**Extracted records**
┌──

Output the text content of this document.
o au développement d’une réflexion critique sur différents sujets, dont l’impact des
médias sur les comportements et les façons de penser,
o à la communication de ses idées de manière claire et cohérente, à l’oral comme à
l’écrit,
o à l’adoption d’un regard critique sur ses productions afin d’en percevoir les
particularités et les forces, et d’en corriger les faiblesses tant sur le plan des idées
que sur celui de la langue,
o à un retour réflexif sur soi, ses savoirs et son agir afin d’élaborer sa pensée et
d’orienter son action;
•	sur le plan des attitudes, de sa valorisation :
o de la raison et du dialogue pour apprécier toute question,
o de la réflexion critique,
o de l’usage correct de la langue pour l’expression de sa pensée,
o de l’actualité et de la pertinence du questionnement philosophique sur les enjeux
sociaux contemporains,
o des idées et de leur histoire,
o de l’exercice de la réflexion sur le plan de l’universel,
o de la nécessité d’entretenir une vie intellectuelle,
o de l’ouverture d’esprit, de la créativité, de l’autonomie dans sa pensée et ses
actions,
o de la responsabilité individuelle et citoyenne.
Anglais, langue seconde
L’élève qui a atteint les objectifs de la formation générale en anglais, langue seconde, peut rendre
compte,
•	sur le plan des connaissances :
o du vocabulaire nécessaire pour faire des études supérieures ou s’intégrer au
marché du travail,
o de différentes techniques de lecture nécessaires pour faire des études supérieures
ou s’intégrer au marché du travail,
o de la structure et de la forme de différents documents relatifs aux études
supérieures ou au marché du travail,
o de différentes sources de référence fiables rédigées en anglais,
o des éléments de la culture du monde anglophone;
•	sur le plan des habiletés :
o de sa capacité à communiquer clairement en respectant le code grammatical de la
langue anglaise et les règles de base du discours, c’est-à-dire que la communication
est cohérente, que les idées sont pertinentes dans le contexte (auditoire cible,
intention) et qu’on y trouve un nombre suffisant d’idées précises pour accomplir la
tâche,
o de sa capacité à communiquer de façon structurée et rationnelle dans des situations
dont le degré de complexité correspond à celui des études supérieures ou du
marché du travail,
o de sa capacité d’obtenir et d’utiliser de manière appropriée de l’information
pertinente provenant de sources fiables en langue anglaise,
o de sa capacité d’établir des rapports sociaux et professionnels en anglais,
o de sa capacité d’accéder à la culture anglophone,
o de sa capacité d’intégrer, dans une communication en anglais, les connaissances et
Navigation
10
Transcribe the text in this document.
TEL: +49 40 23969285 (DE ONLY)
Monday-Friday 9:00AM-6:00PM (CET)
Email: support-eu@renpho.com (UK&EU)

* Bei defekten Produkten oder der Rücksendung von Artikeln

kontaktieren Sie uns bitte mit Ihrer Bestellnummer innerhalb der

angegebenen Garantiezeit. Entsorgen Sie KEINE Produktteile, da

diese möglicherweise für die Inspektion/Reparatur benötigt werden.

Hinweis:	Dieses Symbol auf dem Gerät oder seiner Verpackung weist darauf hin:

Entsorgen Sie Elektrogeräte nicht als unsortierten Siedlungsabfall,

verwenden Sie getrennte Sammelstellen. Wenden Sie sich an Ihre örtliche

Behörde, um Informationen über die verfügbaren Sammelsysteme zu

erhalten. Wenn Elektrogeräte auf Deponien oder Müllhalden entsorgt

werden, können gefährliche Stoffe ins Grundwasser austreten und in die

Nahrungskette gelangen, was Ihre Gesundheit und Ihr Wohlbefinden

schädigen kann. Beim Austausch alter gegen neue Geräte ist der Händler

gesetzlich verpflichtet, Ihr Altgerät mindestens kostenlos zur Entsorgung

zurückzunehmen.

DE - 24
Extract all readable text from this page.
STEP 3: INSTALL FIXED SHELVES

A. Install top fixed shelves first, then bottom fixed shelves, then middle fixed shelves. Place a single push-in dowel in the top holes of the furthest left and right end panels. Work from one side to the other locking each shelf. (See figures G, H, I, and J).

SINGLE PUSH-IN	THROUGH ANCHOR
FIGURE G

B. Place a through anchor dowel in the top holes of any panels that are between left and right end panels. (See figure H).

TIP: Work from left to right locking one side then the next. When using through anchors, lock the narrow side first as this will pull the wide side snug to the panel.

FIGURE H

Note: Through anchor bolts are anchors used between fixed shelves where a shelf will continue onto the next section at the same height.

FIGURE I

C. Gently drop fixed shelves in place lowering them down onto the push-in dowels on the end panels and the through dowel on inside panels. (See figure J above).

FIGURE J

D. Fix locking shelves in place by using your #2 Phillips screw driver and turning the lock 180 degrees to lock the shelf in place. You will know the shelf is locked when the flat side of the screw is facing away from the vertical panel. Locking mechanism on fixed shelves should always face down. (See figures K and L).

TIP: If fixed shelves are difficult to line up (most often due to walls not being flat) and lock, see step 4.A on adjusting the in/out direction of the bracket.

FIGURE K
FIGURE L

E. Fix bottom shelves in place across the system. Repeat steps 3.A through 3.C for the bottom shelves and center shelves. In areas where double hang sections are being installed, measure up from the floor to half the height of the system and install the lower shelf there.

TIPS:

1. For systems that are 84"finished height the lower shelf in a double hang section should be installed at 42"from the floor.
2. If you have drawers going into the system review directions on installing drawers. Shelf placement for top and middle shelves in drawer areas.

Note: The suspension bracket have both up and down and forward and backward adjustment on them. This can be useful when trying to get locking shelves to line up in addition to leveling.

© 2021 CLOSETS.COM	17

└──

**Set problem**
Restate the listing above word for word.

**Exercise output**
Output the text content of this document.
o au développement d’une réflexion critique sur différents sujets, dont l’impact des
médias sur les comportements et les façons de penser,
o à la communication de ses idées de manière claire et cohérente, à l’oral comme à
l’écrit,
o à l’adoption d’un regard critique sur ses productions afin d’en percevoir les
particularités et les forces, et d’en corriger les faiblesses tant sur le plan des idées
que sur celui de la langue,
o à un retour réflexif sur soi, ses savoirs et son agir afin d’élaborer sa pensée et
d’orienter son action;
•	sur le plan des attitudes, de sa valorisation :
o de la raison et du dialogue pour apprécier toute question,
o de la réflexion critique,
o de l’usage correct de la langue pour l’expression de sa pensée,
o de l’actualité et de la pertinence du questionnement philosophique sur les enjeux
sociaux contemporains,
o des idées et de leur histoire,
o de l’exercice de la réflexion sur le plan de l’universel,
o de la nécessité d’entretenir une vie intellectuelle,
o de l’ouverture d’esprit, de la créativité, de l’autonomie dans sa pensée et ses
actions,
o de la responsabilité individuelle et citoyenne.
Anglais, langue seconde
L’élève qui a atteint les objectifs de la formation générale en anglais, langue seconde, peut rendre
compte,
•	sur le plan des connaissances :
o du vocabulaire nécessaire pour faire des études supérieures ou s’intégrer au
marché du travail,
o de différentes techniques de lecture nécessaires pour faire des études supérieures
ou s’intégrer au marché du travail,
o de la structure et de la forme de différents documents relatifs aux études
supérieures ou au marché du travail,
o de différentes sources de référence fiables rédigées en anglais,
o des éléments de la culture du monde anglophone;
•	sur le plan des habiletés :
o de sa capacité à communiquer clairement en respectant le code grammatical de la
langue anglaise et les règles de base du discours, c’est-à-dire que la communication
est cohérente, que les idées sont pertinentes dans le contexte (auditoire cible,
intention) et qu’on y trouve un nombre suffisant d’idées précises pour accomplir la
tâche,
o de sa capacité à communiquer de façon structurée et rationnelle dans des situations
dont le degré de complexité correspond à celui des études supérieures ou du
marché du travail,
o de sa capacité d’obtenir et d’utiliser de manière appropriée de l’information
pertinente provenant de sources fiables en langue anglaise,
o de sa capacité d’établir des rapports sociaux et professionnels en anglais,
o de sa capacité d’accéder à la culture anglophone,
o de sa capacité d’intégrer, dans une communication en anglais, les connaissances et
Navigation
10
Transcribe the text in this document.
TEL: +49 40 23969285 (DE ONLY)
Monday-Friday 9:00AM-6:00PM (CET)
Email: support-eu@renpho.com (UK&EU)

* Bei defekten Produkten oder der Rücksendung von Artikeln

kontaktieren Sie uns bitte mit Ihrer Bestellnummer innerhalb der

angegebenen Garantiezeit. Entsorgen Sie KEINE Produktteile, da

diese möglicherweise für die Inspektion/Reparatur benötigt werden.

Hinweis:	Dieses Symbol auf dem Gerät oder seiner Verpackung weist darauf hin:

Entsorgen Sie Elektrogeräte nicht als unsortierten Siedlungsabfall,

verwenden Sie getrennte Sammelstellen. Wenden Sie sich an Ihre örtliche

Behörde, um Informationen über die verfügbaren Sammelsysteme zu

erhalten. Wenn Elektrogeräte auf Deponien oder Müllhalden entsorgt

werden, können gefährliche Stoffe ins Grundwasser austreten und in die

Nahrungskette gelangen, was Ihre Gesundheit und Ihr Wohlbefinden

schädigen kann. Beim Austausch alter gegen neue Geräte ist der Händler

gesetzlich verpflichtet, Ihr Altgerät mindestens kostenlos zur Entsorgung

zurückzunehmen.

DE - 24
Extract all readable text from this page.
STEP 3: INSTALL FIXED SHELVES

A. Install top fixed shelves first, then bottom fixed shelves, then middle fixed shelves. Place a single push-in dowel in the top holes of the furthest left and right end panels. Work from one side to the other locking each shelf. (See figures G, H, I, and J).

SINGLE PUSH-IN	THROUGH ANCHOR
FIGURE G

B. Place a through anchor dowel in the top holes of any panels that are between left and right end panels. (See figure H).

TIP: Work from left to right locking one side then the next. When using through anchors, lock the narrow side first as this will pull the wide side snug to the panel.

FIGURE H

Note: Through anchor bolts are anchors used between fixed shelves where a shelf will continue onto the next section at the same height.

FIGURE I

C. Gently drop fixed shelves in place lowering them down onto the push-in dowels on the end panels and the through dowel on inside panels. (See figure J above).

FIGURE J

D. Fix locking shelves in place by using your #2 Phillips screw driver and turning the lock 180 degrees to lock the shelf in place. You will know the shelf is locked when the flat side of the screw is facing away from the vertical panel. Locking mechanism on fixed shelves should always face down. (See figures K and L).

TIP: If fixed shelves are difficult to line up (most often due to walls not being flat) and lock, see step 4.A on adjusting the in/out direction of the bracket.

FIGURE K
FIGURE L

E. Fix bottom shelves in place across the system. Repeat steps 3.A through 3.C for the bottom shelves and center shelves. In areas where double hang sections are being installed, measure up from the floor to half the height of the system and install the lower shelf there.

TIPS:

1. For systems that are 84"finished height the lower shelf in a double hang section should be installed at 42"from the floor.
2. If you have drawers going into the system review directions on installing drawers. Shelf placement for top and middle shelves in drawer areas.

Note: The suspension bracket have both up and down and forward and backward adjustment on them. This can be useful when trying to get locking shelves to line up in addition to leveling.

© 2021 CLOSETS.COM	17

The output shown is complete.